## Goal
Copy out each line of the data that holds the word "cups".

## Given data
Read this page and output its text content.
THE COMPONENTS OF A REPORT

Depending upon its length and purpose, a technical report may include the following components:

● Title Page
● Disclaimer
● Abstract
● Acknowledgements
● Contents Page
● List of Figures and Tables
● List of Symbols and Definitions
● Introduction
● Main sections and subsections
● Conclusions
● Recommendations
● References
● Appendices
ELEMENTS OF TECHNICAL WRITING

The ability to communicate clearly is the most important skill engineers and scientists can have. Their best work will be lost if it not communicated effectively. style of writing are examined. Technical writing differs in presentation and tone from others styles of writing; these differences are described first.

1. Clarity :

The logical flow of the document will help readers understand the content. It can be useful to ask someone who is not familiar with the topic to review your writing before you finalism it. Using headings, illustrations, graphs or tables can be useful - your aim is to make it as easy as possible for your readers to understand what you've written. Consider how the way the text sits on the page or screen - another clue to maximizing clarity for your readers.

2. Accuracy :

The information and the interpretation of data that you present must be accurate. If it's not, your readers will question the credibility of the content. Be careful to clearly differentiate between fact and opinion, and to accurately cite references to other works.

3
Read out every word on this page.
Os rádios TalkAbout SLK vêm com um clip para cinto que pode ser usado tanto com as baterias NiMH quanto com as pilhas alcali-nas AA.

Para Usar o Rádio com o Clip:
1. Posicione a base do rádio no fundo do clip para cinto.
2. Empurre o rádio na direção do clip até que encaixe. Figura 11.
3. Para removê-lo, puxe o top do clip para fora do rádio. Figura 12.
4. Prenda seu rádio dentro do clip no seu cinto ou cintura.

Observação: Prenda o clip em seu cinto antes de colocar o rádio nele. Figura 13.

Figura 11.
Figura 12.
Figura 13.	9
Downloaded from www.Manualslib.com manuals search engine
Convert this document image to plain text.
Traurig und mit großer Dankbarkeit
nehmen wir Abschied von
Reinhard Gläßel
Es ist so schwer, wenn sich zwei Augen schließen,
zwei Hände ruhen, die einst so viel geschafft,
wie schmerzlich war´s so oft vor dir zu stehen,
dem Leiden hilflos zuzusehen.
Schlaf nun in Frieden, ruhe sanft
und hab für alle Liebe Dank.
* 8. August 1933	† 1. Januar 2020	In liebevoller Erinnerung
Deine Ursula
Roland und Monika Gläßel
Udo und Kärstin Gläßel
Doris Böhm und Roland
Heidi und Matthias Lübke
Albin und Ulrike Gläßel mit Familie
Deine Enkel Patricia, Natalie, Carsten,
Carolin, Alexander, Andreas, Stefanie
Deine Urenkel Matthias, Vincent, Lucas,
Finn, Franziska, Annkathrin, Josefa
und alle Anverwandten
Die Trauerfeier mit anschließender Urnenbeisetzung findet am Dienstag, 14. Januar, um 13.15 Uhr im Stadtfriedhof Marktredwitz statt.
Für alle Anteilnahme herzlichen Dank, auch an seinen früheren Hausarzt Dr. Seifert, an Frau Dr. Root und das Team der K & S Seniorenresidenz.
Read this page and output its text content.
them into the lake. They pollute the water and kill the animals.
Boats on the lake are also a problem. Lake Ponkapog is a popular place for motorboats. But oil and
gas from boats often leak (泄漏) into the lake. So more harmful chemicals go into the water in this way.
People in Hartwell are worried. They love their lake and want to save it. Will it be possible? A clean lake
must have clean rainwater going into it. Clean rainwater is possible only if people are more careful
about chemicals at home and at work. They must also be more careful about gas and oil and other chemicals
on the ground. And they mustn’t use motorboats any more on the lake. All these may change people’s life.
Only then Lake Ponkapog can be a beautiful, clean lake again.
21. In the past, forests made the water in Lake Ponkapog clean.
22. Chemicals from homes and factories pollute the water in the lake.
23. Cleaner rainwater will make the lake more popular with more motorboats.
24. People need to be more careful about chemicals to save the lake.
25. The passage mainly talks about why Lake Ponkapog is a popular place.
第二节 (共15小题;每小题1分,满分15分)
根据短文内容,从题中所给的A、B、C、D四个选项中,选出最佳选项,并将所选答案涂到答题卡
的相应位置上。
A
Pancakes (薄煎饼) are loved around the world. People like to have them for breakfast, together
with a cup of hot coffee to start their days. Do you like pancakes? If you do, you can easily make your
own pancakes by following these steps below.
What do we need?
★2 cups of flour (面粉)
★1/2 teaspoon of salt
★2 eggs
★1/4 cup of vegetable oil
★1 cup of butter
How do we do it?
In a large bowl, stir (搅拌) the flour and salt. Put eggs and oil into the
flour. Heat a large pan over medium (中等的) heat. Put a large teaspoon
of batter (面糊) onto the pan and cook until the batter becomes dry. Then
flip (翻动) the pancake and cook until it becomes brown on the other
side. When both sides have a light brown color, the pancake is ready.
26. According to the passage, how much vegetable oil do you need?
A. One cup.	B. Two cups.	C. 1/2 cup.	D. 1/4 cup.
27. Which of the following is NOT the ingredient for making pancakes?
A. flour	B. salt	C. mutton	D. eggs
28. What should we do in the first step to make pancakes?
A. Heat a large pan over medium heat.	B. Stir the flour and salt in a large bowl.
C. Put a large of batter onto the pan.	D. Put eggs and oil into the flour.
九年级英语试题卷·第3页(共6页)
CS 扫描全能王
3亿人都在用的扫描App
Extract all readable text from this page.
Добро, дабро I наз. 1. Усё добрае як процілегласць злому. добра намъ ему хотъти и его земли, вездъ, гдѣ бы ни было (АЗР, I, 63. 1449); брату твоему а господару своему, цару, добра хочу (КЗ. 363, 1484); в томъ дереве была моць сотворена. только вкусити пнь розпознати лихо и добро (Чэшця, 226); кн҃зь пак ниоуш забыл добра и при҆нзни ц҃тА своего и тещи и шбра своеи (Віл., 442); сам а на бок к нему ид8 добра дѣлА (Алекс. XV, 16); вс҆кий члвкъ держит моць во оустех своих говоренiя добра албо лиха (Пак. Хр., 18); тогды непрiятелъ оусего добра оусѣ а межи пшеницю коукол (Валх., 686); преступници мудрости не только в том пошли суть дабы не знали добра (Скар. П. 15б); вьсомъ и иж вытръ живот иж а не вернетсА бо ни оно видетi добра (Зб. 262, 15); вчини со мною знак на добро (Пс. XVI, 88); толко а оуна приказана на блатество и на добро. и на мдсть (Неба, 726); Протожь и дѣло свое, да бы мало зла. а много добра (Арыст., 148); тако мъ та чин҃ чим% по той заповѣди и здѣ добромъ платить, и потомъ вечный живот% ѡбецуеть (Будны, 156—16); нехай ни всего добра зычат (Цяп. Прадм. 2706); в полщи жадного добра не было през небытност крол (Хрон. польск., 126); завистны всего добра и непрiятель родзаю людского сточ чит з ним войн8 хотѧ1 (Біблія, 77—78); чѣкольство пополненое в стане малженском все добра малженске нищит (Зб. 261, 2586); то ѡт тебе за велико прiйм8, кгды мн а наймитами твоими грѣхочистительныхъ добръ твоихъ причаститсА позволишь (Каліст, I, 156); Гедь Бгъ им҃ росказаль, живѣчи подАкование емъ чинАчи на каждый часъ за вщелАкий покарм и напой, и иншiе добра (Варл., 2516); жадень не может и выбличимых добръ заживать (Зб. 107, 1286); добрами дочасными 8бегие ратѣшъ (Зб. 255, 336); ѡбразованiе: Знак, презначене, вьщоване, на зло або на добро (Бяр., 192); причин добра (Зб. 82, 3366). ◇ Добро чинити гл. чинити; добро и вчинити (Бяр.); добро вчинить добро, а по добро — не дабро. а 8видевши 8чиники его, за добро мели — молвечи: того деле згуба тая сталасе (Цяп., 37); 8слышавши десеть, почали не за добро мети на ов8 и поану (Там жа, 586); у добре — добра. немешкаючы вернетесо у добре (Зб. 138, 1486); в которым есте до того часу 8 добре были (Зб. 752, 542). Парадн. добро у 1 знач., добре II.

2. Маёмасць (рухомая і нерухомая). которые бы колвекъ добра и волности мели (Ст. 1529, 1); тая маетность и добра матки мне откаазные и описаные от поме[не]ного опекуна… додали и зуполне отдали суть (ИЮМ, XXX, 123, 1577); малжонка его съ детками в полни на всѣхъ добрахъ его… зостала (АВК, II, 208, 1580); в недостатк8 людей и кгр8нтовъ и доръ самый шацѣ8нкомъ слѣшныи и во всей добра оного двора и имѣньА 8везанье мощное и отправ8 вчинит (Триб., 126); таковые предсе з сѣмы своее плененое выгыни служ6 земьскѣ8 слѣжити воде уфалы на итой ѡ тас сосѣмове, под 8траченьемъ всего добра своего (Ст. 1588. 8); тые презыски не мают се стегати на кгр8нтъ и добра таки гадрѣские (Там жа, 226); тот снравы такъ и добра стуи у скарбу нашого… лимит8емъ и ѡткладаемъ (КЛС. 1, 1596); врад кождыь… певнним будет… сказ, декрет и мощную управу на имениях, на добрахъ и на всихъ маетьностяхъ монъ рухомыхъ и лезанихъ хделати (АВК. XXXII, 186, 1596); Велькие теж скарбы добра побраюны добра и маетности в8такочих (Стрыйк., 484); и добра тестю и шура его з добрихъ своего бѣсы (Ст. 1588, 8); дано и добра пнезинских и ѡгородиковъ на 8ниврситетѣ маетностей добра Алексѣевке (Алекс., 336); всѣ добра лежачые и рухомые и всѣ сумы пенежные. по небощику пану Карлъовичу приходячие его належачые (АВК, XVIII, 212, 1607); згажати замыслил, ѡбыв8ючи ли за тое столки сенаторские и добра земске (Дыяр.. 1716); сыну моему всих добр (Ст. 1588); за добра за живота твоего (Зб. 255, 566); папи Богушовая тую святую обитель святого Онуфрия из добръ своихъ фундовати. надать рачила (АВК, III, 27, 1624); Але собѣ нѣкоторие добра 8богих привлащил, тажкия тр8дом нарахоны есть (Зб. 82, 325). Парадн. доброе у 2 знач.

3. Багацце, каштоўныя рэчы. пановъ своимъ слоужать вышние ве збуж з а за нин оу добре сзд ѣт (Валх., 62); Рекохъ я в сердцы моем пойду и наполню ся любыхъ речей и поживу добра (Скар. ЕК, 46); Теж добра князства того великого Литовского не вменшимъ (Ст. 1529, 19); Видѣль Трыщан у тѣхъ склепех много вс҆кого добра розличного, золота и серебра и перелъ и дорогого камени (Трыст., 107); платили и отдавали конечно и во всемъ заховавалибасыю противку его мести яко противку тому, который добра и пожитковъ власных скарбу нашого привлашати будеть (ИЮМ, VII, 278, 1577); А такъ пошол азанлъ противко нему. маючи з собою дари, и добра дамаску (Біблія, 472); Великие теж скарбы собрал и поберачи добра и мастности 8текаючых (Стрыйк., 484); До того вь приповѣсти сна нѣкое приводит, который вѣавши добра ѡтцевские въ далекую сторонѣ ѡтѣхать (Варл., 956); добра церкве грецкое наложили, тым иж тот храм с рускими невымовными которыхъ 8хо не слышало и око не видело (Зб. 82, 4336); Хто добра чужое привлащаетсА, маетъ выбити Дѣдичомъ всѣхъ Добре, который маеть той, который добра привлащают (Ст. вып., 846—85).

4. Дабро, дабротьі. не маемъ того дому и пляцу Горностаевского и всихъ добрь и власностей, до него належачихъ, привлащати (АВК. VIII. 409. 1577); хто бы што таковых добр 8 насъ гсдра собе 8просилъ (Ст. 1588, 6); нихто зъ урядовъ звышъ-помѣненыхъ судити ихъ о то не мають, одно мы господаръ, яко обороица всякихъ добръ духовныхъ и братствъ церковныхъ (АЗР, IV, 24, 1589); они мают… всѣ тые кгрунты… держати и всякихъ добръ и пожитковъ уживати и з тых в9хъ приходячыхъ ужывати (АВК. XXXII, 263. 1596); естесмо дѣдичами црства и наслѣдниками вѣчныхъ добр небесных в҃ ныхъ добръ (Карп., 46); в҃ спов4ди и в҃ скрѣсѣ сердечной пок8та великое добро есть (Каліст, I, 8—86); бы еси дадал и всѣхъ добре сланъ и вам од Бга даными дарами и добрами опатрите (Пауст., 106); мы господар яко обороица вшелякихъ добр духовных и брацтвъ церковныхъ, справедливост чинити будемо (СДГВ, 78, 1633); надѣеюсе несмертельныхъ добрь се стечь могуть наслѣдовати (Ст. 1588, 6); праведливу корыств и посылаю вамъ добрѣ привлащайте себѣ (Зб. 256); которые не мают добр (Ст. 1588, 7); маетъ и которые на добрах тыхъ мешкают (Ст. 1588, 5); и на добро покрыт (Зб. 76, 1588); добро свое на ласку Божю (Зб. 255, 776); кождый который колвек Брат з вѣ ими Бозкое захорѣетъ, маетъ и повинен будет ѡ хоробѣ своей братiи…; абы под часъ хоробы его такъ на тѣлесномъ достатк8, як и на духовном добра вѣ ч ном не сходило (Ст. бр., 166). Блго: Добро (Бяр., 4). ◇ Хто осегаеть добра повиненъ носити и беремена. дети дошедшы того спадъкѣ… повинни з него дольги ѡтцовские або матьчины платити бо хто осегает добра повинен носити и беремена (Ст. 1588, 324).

## Solved problem
★2 cups of flour (面粉)
A. One cup.	B. Two cups.	C. 1/2 cup.	D. 1/4 cup.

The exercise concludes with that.